Thank you! Now I understand why I always got errors when Iworked with Arrays. They don't want to grow dynamicly^^
I absolutely loved this crash course at 75% playback speed!
Same. And I usually watch things at 1.5
Exactly what I was just thinking - they're going over this one a lot faster than the previous videos.
You guys are amazing! I have my interviews in the next two weeks and this really helps me speed up
She is so much more preferable to my monotone prof! I'm learning heaps - THX
A lot of programming languages are very particular about the type of data you give to a function, whereas more flexible ones can accept multiple types. The trade off is inflexibility against precision.
Sam Whelan some programming languages don't let you play with pointers.
A$= "at"+10+"shun"
The main drawback is that miss-typing isn't caught until the system tries to do an operation expecting one type and you give it another.
Static typing generally catches this before any of your code gets run.
Even worse is when the system preforms a different operation because it's a different type. The first time I used python, 10 < 5.
Note that in some languages, strings are not null-terminated, but rather they start with how many characters the string contains. There's pros and cons to each approach.

Activities:
1 - Answer these questions about the comments on the programming crash course:
(a) At what playback speed did one commenter love watching the crash course?
(b) According to the comments, what generally catches mis-typing before any code is run?
(c) In some languages where strings are not null-terminated, what do strings start with instead?
2 - Print everything in the comments from "Thank you! Now" down to "the previous videos.".
3 - Summarize the comments on the programming crash course in two sentences.
The material that follows has no connection to the comments above.

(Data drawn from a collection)
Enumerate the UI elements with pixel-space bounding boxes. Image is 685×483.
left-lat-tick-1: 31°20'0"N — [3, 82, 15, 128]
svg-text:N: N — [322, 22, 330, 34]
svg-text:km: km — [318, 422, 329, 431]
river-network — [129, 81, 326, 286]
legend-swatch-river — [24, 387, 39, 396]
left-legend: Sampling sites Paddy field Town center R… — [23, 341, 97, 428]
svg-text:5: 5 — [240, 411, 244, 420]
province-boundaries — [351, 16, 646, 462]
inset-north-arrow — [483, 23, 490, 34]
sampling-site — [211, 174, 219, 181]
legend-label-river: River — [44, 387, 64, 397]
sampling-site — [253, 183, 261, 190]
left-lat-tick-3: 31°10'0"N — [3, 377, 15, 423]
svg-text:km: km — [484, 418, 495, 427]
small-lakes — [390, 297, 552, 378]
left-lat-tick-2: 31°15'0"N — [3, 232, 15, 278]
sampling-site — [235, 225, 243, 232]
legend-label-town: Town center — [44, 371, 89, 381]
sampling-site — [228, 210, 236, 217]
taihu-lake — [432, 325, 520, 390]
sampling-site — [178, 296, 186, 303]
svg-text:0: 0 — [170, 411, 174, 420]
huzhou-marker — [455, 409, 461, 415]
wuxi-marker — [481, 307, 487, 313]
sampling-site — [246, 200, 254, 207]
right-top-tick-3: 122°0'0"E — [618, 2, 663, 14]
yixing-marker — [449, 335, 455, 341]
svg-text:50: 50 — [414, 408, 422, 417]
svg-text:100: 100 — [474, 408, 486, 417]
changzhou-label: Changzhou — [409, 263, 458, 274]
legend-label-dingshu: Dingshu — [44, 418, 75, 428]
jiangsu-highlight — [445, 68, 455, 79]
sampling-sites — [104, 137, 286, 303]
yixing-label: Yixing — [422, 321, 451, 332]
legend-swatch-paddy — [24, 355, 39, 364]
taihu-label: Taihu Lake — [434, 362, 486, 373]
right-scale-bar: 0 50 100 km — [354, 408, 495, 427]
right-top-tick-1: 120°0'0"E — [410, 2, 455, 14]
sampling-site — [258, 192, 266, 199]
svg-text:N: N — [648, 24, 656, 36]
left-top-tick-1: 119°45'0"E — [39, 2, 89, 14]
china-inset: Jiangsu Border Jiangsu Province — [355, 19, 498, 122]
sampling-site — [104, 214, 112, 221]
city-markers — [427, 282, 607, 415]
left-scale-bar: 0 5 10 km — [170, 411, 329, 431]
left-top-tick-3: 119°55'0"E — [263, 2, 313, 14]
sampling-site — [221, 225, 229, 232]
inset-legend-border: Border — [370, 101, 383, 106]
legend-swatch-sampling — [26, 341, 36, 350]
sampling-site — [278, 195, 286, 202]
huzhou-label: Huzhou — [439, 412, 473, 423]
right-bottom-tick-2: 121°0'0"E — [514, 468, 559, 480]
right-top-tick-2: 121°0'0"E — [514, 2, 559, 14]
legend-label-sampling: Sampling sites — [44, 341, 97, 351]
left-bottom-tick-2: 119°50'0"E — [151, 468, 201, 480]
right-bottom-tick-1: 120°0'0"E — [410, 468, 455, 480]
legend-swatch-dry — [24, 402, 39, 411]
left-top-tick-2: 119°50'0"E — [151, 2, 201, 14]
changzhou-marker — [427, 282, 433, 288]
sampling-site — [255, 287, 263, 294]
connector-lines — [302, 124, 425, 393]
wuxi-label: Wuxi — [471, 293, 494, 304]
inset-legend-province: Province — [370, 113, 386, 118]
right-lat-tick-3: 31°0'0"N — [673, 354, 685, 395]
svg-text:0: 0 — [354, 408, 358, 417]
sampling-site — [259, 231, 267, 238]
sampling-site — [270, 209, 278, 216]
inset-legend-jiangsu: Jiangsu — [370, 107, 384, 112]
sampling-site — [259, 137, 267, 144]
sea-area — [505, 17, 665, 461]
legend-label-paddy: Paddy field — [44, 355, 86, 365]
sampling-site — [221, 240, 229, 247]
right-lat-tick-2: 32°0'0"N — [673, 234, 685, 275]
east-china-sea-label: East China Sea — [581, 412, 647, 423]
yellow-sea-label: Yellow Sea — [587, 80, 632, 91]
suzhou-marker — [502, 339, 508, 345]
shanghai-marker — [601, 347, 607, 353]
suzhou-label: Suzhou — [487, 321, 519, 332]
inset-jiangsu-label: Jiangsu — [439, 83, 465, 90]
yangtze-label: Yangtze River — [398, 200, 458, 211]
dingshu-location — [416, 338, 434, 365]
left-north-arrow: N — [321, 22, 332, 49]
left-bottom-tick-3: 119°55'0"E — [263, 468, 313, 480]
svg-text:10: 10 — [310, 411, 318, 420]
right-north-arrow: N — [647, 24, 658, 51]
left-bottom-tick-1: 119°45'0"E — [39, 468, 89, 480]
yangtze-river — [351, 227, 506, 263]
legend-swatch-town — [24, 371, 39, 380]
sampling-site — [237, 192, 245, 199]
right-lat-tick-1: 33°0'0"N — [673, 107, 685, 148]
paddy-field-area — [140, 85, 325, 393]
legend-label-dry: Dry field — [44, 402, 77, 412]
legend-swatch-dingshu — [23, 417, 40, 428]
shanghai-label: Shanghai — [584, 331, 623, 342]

Answers to the problems:
1 -
(a) 75% playback speed.
(b) Static typing.
(c) How many characters the string contains.

2 -
Thank you! Now I understand why I always got errors when Iworked with Arrays. They don't want to grow dynamicly^^
I absolutely loved this crash course at 75% playback speed!
Same. And I usually watch things at 1.5
Exactly what I was just thinking - they're going over this one a lot faster than the previous videos.

3 - Viewers praise the crash course, with some noting that it moves a lot faster than the previous videos and one saying it helps with interviews coming up in the next two weeks. Others discuss how programming languages differ in handling data types: static typing generally catches mis-typing before code runs, and in some languages strings begin with their character count instead of being null-terminated.